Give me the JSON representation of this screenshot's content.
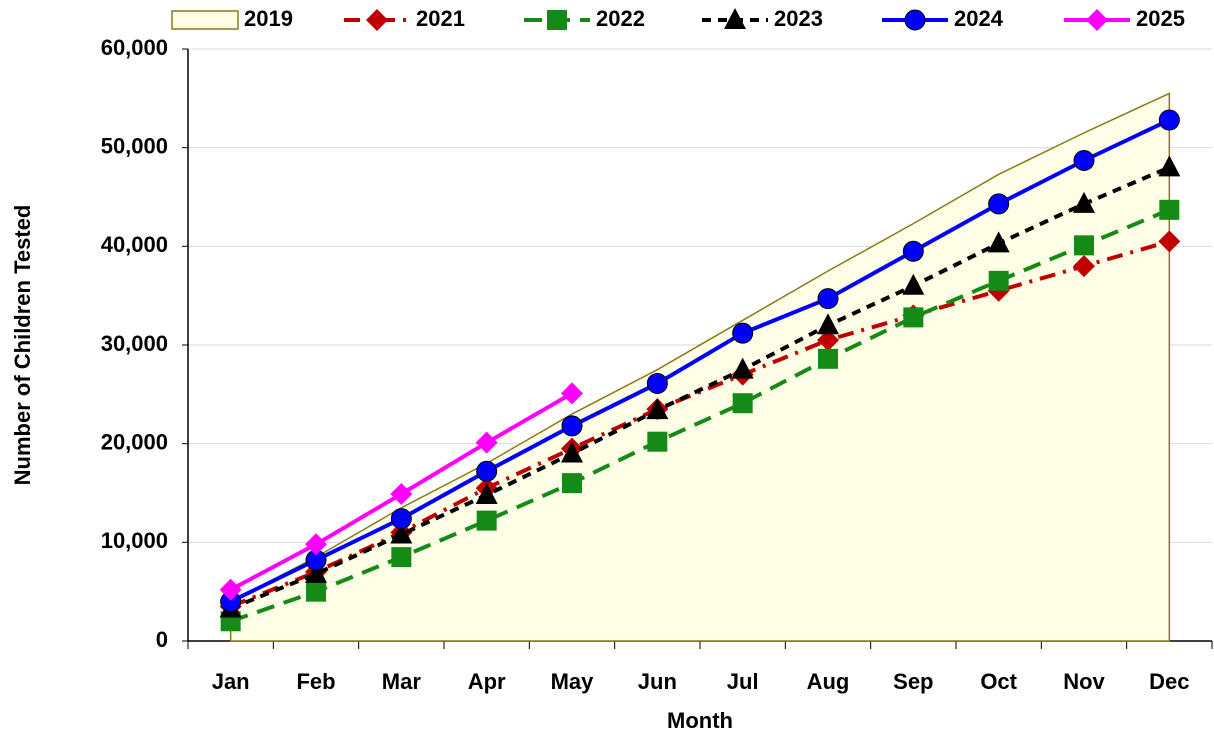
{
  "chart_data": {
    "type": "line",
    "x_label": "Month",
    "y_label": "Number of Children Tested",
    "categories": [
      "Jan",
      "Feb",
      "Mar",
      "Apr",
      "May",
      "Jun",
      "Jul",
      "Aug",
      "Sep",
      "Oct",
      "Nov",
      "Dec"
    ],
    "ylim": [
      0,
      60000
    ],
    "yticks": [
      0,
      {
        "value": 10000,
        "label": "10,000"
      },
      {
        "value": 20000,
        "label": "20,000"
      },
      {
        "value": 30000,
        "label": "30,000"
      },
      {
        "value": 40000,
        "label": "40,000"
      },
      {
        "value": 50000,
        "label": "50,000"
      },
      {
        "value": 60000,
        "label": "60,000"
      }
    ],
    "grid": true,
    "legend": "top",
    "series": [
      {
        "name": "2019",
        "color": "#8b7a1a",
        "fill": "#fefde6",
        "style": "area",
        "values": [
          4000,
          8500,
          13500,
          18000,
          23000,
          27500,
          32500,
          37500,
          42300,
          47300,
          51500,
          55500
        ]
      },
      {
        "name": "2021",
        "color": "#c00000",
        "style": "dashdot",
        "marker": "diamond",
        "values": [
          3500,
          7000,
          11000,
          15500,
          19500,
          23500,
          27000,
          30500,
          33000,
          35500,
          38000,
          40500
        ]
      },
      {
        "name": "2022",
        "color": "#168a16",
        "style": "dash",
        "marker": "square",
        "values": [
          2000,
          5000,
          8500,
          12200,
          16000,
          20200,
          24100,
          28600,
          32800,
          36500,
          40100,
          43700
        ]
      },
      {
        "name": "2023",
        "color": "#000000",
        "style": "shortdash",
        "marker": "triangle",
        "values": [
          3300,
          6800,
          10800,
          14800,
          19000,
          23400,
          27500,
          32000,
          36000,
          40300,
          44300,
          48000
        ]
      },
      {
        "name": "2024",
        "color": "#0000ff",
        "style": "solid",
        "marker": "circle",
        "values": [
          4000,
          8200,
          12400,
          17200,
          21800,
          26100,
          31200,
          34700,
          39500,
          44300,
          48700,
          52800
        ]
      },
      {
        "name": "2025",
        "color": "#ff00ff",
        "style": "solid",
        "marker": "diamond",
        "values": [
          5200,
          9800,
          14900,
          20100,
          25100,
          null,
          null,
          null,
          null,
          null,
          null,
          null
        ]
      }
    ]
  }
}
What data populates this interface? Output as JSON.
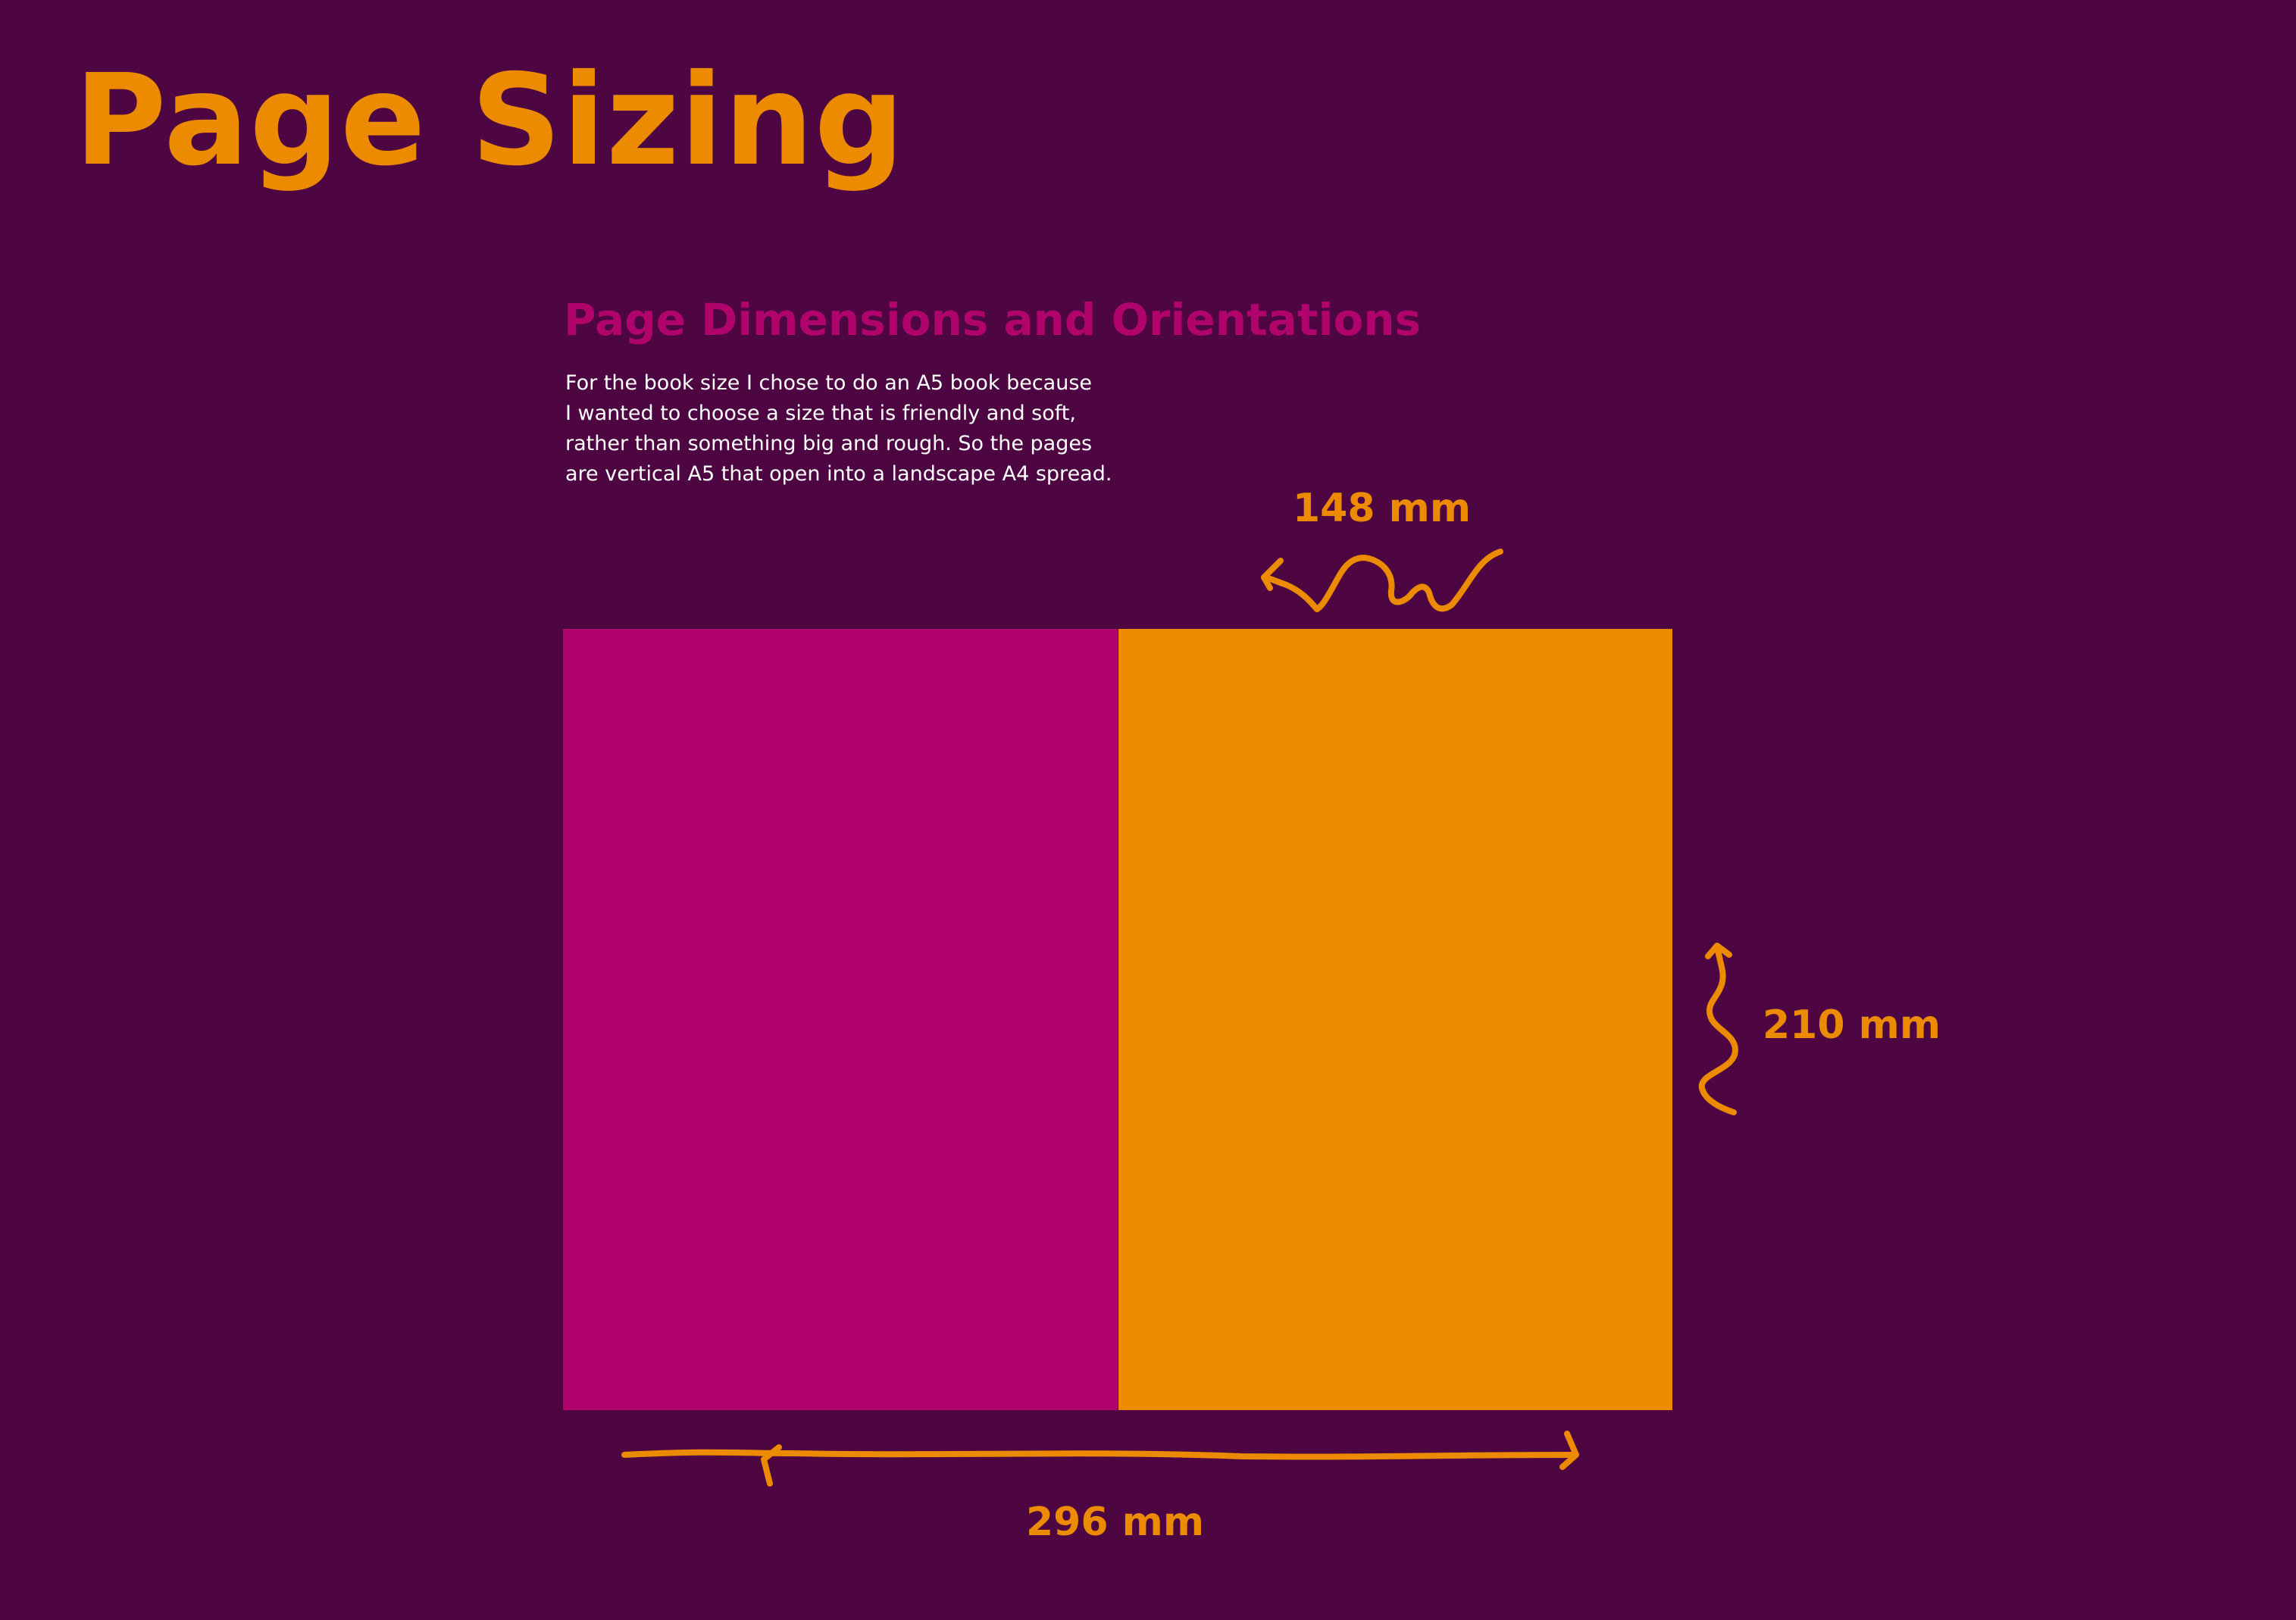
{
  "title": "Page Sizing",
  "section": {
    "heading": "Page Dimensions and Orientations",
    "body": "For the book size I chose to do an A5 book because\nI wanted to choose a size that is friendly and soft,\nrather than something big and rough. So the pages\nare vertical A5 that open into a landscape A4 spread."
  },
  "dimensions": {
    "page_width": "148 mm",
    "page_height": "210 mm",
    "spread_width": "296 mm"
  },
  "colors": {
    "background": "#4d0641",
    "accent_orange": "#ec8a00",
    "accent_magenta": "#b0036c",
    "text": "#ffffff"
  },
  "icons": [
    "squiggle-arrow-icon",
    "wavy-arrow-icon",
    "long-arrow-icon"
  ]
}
******
| What you will do |
Go through the material line by line. Show each line that contains the string "this".

| Finished answer |
Give me the JSON representation of this screenshot's content.
What data populates this interface? Output as JSON.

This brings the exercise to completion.